Problem to solve: Print each line exactly as it is given.
■ ■ ■
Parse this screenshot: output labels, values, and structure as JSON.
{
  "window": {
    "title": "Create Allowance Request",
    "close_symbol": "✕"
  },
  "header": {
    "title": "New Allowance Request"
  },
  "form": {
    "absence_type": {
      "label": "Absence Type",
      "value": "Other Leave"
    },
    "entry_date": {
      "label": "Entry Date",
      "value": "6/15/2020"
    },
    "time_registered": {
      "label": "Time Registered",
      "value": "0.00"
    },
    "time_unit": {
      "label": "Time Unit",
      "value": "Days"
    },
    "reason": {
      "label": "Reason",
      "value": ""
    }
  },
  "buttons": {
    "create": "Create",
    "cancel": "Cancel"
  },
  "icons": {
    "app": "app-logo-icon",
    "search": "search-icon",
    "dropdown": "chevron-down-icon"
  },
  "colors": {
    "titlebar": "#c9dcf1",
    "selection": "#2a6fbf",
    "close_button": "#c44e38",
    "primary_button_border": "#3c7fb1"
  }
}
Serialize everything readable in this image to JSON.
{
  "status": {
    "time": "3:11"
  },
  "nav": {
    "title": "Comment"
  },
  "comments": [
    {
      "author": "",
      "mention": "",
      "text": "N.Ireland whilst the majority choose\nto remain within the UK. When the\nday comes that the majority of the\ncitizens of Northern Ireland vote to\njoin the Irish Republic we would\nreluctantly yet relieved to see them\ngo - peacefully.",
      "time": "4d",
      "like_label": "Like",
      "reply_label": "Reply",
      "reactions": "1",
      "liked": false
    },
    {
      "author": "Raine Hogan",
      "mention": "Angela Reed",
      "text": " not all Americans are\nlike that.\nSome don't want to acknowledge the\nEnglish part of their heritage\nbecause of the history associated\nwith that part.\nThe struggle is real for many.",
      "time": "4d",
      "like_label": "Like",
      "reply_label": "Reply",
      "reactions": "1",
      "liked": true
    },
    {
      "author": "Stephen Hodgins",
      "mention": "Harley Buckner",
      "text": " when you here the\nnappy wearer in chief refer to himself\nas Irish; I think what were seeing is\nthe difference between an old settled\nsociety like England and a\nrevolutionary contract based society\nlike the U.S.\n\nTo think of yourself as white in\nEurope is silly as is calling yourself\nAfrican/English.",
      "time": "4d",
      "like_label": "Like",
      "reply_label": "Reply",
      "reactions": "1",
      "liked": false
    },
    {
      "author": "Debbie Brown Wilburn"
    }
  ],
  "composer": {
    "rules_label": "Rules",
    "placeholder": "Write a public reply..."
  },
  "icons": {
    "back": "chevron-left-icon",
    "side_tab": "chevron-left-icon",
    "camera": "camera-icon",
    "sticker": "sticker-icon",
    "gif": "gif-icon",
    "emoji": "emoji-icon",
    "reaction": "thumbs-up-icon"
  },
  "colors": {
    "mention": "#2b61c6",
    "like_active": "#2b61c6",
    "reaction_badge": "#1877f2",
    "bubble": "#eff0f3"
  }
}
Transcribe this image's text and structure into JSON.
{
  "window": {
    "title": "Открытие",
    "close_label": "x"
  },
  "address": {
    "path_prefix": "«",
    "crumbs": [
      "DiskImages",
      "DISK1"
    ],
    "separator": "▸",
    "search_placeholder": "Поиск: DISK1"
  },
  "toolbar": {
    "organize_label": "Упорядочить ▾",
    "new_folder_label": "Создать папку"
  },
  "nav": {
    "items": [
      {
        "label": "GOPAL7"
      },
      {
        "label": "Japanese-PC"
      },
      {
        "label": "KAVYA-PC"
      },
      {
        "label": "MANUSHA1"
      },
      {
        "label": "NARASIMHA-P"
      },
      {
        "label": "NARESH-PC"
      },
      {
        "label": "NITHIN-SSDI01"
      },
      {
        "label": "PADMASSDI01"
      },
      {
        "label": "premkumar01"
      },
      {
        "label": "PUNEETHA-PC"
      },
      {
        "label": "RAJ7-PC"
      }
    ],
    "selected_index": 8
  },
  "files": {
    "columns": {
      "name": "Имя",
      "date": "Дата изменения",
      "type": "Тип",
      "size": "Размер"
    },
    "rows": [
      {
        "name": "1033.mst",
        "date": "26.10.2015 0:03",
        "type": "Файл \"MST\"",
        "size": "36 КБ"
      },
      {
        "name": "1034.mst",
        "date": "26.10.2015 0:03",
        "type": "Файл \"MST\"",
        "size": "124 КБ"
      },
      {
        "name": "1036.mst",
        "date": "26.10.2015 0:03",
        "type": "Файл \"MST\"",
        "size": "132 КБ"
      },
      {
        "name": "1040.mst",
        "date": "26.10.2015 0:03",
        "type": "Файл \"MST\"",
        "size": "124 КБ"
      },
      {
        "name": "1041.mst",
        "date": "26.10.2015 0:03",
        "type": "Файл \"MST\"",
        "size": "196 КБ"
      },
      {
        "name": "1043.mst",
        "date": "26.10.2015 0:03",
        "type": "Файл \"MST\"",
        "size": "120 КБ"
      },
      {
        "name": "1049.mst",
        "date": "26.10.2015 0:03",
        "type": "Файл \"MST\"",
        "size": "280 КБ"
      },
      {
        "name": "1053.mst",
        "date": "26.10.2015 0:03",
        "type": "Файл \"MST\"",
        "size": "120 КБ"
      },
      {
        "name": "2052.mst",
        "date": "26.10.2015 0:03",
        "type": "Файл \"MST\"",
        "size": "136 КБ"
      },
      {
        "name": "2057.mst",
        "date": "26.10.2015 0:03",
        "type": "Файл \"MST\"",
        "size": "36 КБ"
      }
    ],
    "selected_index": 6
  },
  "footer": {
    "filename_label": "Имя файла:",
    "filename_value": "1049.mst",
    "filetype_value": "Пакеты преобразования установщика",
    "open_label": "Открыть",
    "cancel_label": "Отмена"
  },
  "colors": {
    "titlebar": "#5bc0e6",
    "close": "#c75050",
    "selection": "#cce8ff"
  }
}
■ ■ ■
Answer to the exercise:
Parse this screenshot: output labels, values, and structure as JSON.
{
  "window": {
    "title": "Create Allowance Request",
    "close_symbol": "✕"
  },
  "header": {
    "title": "New Allowance Request"
  },
  "form": {
    "absence_type": {
      "label": "Absence Type",
      "value": "Other Leave"
    },
    "entry_date": {
      "label": "Entry Date",
      "value": "6/15/2020"
    },
    "time_registered": {
      "label": "Time Registered",
      "value": "0.00"
    },
    "time_unit": {
      "label": "Time Unit",
      "value": "Days"
    },
    "reason": {
      "label": "Reason",
      "value": ""
    }
  },
  "buttons": {
    "create": "Create",
    "cancel": "Cancel"
  },
  "icons": {
    "app": "app-logo-icon",
    "search": "search-icon",
    "dropdown": "chevron-down-icon"
  },
  "colors": {
    "titlebar": "#c9dcf1",
    "selection": "#2a6fbf",
    "close_button": "#c44e38",
    "primary_button_border": "#3c7fb1"
  }
}
Serialize everything readable in this image to JSON.
{
  "status": {
    "time": "3:11"
  },
  "nav": {
    "title": "Comment"
  },
  "comments": [
    {
      "author": "",
      "mention": "",
      "text": "N.Ireland whilst the majority choose\nto remain within the UK. When the\nday comes that the majority of the\ncitizens of Northern Ireland vote to\njoin the Irish Republic we would\nreluctantly yet relieved to see them\ngo - peacefully.",
      "time": "4d",
      "like_label": "Like",
      "reply_label": "Reply",
      "reactions": "1",
      "liked": false
    },
    {
      "author": "Raine Hogan",
      "mention": "Angela Reed",
      "text": " not all Americans are\nlike that.\nSome don't want to acknowledge the\nEnglish part of their heritage\nbecause of the history associated\nwith that part.\nThe struggle is real for many.",
      "time": "4d",
      "like_label": "Like",
      "reply_label": "Reply",
      "reactions": "1",
      "liked": true
    },
    {
      "author": "Stephen Hodgins",
      "mention": "Harley Buckner",
      "text": " when you here the\nnappy wearer in chief refer to himself\nas Irish; I think what were seeing is\nthe difference between an old settled\nsociety like England and a\nrevolutionary contract based society\nlike the U.S.\n\nTo think of yourself as white in\nEurope is silly as is calling yourself\nAfrican/English.",
      "time": "4d",
      "like_label": "Like",
      "reply_label": "Reply",
      "reactions": "1",
      "liked": false
    },
    {
      "author": "Debbie Brown Wilburn"
    }
  ],
  "composer": {
    "rules_label": "Rules",
    "placeholder": "Write a public reply..."
  },
  "icons": {
    "back": "chevron-left-icon",
    "side_tab": "chevron-left-icon",
    "camera": "camera-icon",
    "sticker": "sticker-icon",
    "gif": "gif-icon",
    "emoji": "emoji-icon",
    "reaction": "thumbs-up-icon"
  },
  "colors": {
    "mention": "#2b61c6",
    "like_active": "#2b61c6",
    "reaction_badge": "#1877f2",
    "bubble": "#eff0f3"
  }
}
Transcribe this image's text and structure into JSON.
{
  "window": {
    "title": "Открытие",
    "close_label": "x"
  },
  "address": {
    "path_prefix": "«",
    "crumbs": [
      "DiskImages",
      "DISK1"
    ],
    "separator": "▸",
    "search_placeholder": "Поиск: DISK1"
  },
  "toolbar": {
    "organize_label": "Упорядочить ▾",
    "new_folder_label": "Создать папку"
  },
  "nav": {
    "items": [
      {
        "label": "GOPAL7"
      },
      {
        "label": "Japanese-PC"
      },
      {
        "label": "KAVYA-PC"
      },
      {
        "label": "MANUSHA1"
      },
      {
        "label": "NARASIMHA-P"
      },
      {
        "label": "NARESH-PC"
      },
      {
        "label": "NITHIN-SSDI01"
      },
      {
        "label": "PADMASSDI01"
      },
      {
        "label": "premkumar01"
      },
      {
        "label": "PUNEETHA-PC"
      },
      {
        "label": "RAJ7-PC"
      }
    ],
    "selected_index": 8
  },
  "files": {
    "columns": {
      "name": "Имя",
      "date": "Дата изменения",
      "type": "Тип",
      "size": "Размер"
    },
    "rows": [
      {
        "name": "1033.mst",
        "date": "26.10.2015 0:03",
        "type": "Файл \"MST\"",
        "size": "36 КБ"
      },
      {
        "name": "1034.mst",
        "date": "26.10.2015 0:03",
        "type": "Файл \"MST\"",
        "size": "124 КБ"
      },
      {
        "name": "1036.mst",
        "date": "26.10.2015 0:03",
        "type": "Файл \"MST\"",
        "size": "132 КБ"
      },
      {
        "name": "1040.mst",
        "date": "26.10.2015 0:03",
        "type": "Файл \"MST\"",
        "size": "124 КБ"
      },
      {
        "name": "1041.mst",
        "date": "26.10.2015 0:03",
        "type": "Файл \"MST\"",
        "size": "196 КБ"
      },
      {
        "name": "1043.mst",
        "date": "26.10.2015 0:03",
        "type": "Файл \"MST\"",
        "size": "120 КБ"
      },
      {
        "name": "1049.mst",
        "date": "26.10.2015 0:03",
        "type": "Файл \"MST\"",
        "size": "280 КБ"
      },
      {
        "name": "1053.mst",
        "date": "26.10.2015 0:03",
        "type": "Файл \"MST\"",
        "size": "120 КБ"
      },
      {
        "name": "2052.mst",
        "date": "26.10.2015 0:03",
        "type": "Файл \"MST\"",
        "size": "136 КБ"
      },
      {
        "name": "2057.mst",
        "date": "26.10.2015 0:03",
        "type": "Файл \"MST\"",
        "size": "36 КБ"
      }
    ],
    "selected_index": 6
  },
  "footer": {
    "filename_label": "Имя файла:",
    "filename_value": "1049.mst",
    "filetype_value": "Пакеты преобразования установщика",
    "open_label": "Открыть",
    "cancel_label": "Отмена"
  },
  "colors": {
    "titlebar": "#5bc0e6",
    "close": "#c75050",
    "selection": "#cce8ff"
  }
}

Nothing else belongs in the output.